▸ **Problem**: Exactly reproduce the entries, dropping any pictures from your copy.

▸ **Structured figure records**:
------------------------------------------------------------
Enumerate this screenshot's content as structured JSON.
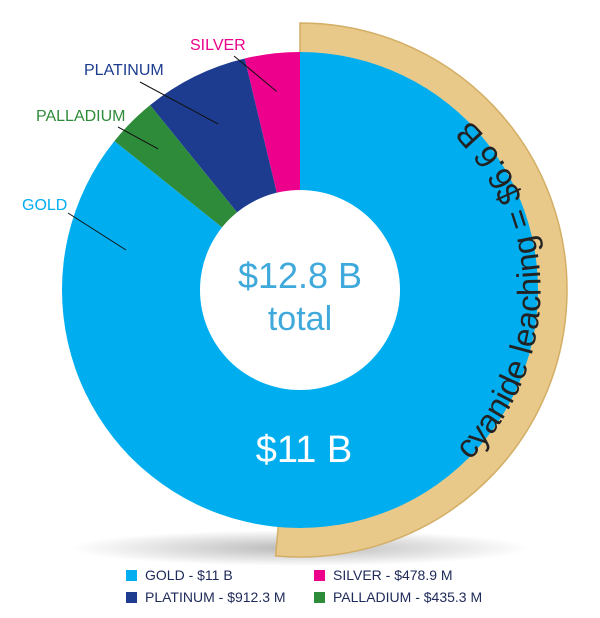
{
  "chart_data": {
    "type": "pie",
    "donut": true,
    "center_label": {
      "line1": "$12.8 B",
      "line2": "total"
    },
    "slices": [
      {
        "name": "GOLD",
        "value": 11000,
        "display": "$11 B",
        "color": "#00aeef",
        "label": "GOLD"
      },
      {
        "name": "PLATINUM",
        "value": 912.3,
        "display": "$912.3 M",
        "color": "#1d3c8f",
        "label": "PLATINUM"
      },
      {
        "name": "PALLADIUM",
        "value": 435.3,
        "display": "$435.3 M",
        "color": "#2e8b3a",
        "label": "PALLADIUM"
      },
      {
        "name": "SILVER",
        "value": 478.9,
        "display": "$478.9 M",
        "color": "#ec008c",
        "label": "SILVER"
      }
    ],
    "slice_value_label": "$11 B",
    "arc_annotation": {
      "text": "cyanide leaching = $6.6 B",
      "value": 6.6
    },
    "legend": [
      {
        "text": "GOLD - $11 B",
        "color": "#00aeef"
      },
      {
        "text": "SILVER - $478.9 M",
        "color": "#ec008c"
      },
      {
        "text": "PLATINUM - $912.3 M",
        "color": "#1d3c8f"
      },
      {
        "text": "PALLADIUM - $435.3 M",
        "color": "#2e8b3a"
      }
    ]
  },
  "colors": {
    "band": "#e8c98a",
    "band_edge": "#d3ae64",
    "center_text": "#3fa9dc"
  }
}
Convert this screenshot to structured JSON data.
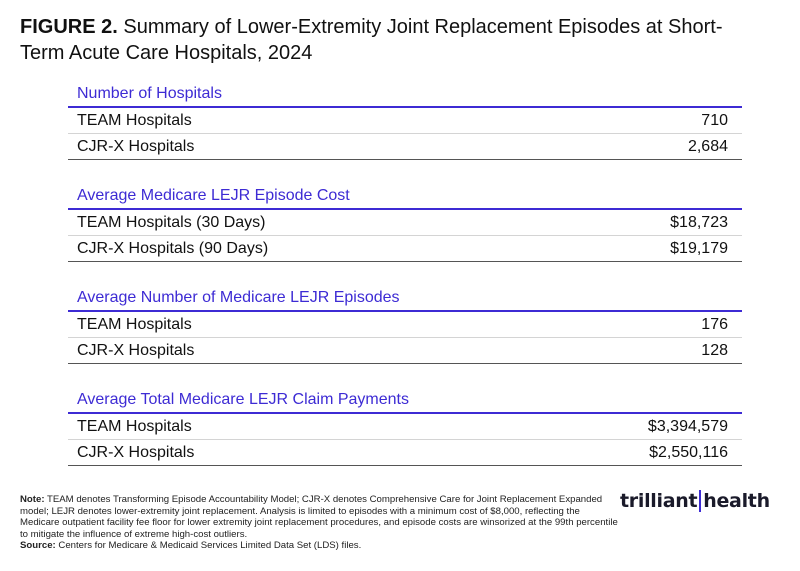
{
  "figure": {
    "label": "FIGURE 2.",
    "title": "Summary of Lower-Extremity Joint Replacement Episodes at Short-Term Acute Care Hospitals, 2024"
  },
  "sections": [
    {
      "title": "Number of Hospitals",
      "rows": [
        {
          "label": "TEAM Hospitals",
          "value": "710"
        },
        {
          "label": "CJR-X Hospitals",
          "value": "2,684"
        }
      ]
    },
    {
      "title": "Average Medicare LEJR Episode Cost",
      "rows": [
        {
          "label": "TEAM Hospitals (30 Days)",
          "value": "$18,723"
        },
        {
          "label": "CJR-X Hospitals (90 Days)",
          "value": "$19,179"
        }
      ]
    },
    {
      "title": "Average Number of Medicare LEJR Episodes",
      "rows": [
        {
          "label": "TEAM Hospitals",
          "value": "176"
        },
        {
          "label": "CJR-X Hospitals",
          "value": "128"
        }
      ]
    },
    {
      "title": "Average Total Medicare LEJR Claim Payments",
      "rows": [
        {
          "label": "TEAM Hospitals",
          "value": "$3,394,579"
        },
        {
          "label": "CJR-X Hospitals",
          "value": "$2,550,116"
        }
      ]
    }
  ],
  "footnote": {
    "note_label": "Note:",
    "note_text": "TEAM denotes Transforming Episode Accountability Model; CJR-X denotes Comprehensive Care for Joint Replacement Expanded model; LEJR denotes lower-extremity joint replacement. Analysis is limited to episodes with a minimum cost of $8,000, reflecting the Medicare outpatient facility fee floor for lower extremity joint replacement procedures, and episode costs are winsorized at the 99th percentile to mitigate the influence of extreme high-cost outliers.",
    "source_label": "Source:",
    "source_text": "Centers for Medicare & Medicaid Services Limited Data Set (LDS) files."
  },
  "logo": {
    "part1": "trilliant",
    "part2": "health"
  },
  "colors": {
    "accent": "#3d2bd4",
    "text": "#111111"
  }
}
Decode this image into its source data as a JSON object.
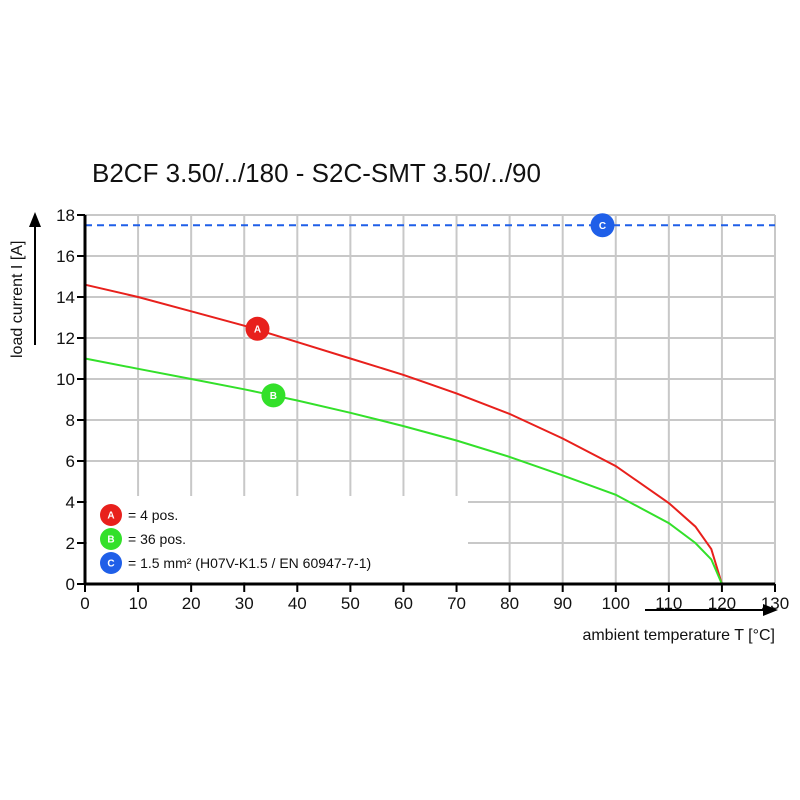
------------------------------------------------------------
▸ **Full response**:
Enumerate this screenshot's content as structured JSON.
{
  "chart_data": {
    "type": "pie",
    "donut": true,
    "center_label": {
      "line1": "$12.8 B",
      "line2": "total"
    },
    "slices": [
      {
        "name": "GOLD",
        "value": 11000,
        "display": "$11 B",
        "color": "#00aeef",
        "label": "GOLD"
      },
      {
        "name": "PLATINUM",
        "value": 912.3,
        "display": "$912.3 M",
        "color": "#1d3c8f",
        "label": "PLATINUM"
      },
      {
        "name": "PALLADIUM",
        "value": 435.3,
        "display": "$435.3 M",
        "color": "#2e8b3a",
        "label": "PALLADIUM"
      },
      {
        "name": "SILVER",
        "value": 478.9,
        "display": "$478.9 M",
        "color": "#ec008c",
        "label": "SILVER"
      }
    ],
    "slice_value_label": "$11 B",
    "arc_annotation": {
      "text": "cyanide leaching = $6.6 B",
      "value": 6.6
    },
    "legend": [
      {
        "text": "GOLD - $11 B",
        "color": "#00aeef"
      },
      {
        "text": "SILVER - $478.9 M",
        "color": "#ec008c"
      },
      {
        "text": "PLATINUM - $912.3 M",
        "color": "#1d3c8f"
      },
      {
        "text": "PALLADIUM - $435.3 M",
        "color": "#2e8b3a"
      }
    ]
  },
  "colors": {
    "band": "#e8c98a",
    "band_edge": "#d3ae64",
    "center_text": "#3fa9dc"
  }
}
Convert this screenshot to structured JSON data.
{
  "figure": {
    "label": "FIGURE 2.",
    "title": "Summary of Lower-Extremity Joint Replacement Episodes at Short-Term Acute Care Hospitals, 2024"
  },
  "sections": [
    {
      "title": "Number of Hospitals",
      "rows": [
        {
          "label": "TEAM Hospitals",
          "value": "710"
        },
        {
          "label": "CJR-X Hospitals",
          "value": "2,684"
        }
      ]
    },
    {
      "title": "Average Medicare LEJR Episode Cost",
      "rows": [
        {
          "label": "TEAM Hospitals (30 Days)",
          "value": "$18,723"
        },
        {
          "label": "CJR-X Hospitals (90 Days)",
          "value": "$19,179"
        }
      ]
    },
    {
      "title": "Average Number of Medicare LEJR Episodes",
      "rows": [
        {
          "label": "TEAM Hospitals",
          "value": "176"
        },
        {
          "label": "CJR-X Hospitals",
          "value": "128"
        }
      ]
    },
    {
      "title": "Average Total Medicare LEJR Claim Payments",
      "rows": [
        {
          "label": "TEAM Hospitals",
          "value": "$3,394,579"
        },
        {
          "label": "CJR-X Hospitals",
          "value": "$2,550,116"
        }
      ]
    }
  ],
  "footnote": {
    "note_label": "Note:",
    "note_text": "TEAM denotes Transforming Episode Accountability Model; CJR-X denotes Comprehensive Care for Joint Replacement Expanded model; LEJR denotes lower-extremity joint replacement. Analysis is limited to episodes with a minimum cost of $8,000, reflecting the Medicare outpatient facility fee floor for lower extremity joint replacement procedures, and episode costs are winsorized at the 99th percentile to mitigate the influence of extreme high-cost outliers.",
    "source_label": "Source:",
    "source_text": "Centers for Medicare & Medicaid Services Limited Data Set (LDS) files."
  },
  "logo": {
    "part1": "trilliant",
    "part2": "health"
  },
  "colors": {
    "accent": "#3d2bd4",
    "text": "#111111"
  }
}
Decode this image into its source data as a JSON object.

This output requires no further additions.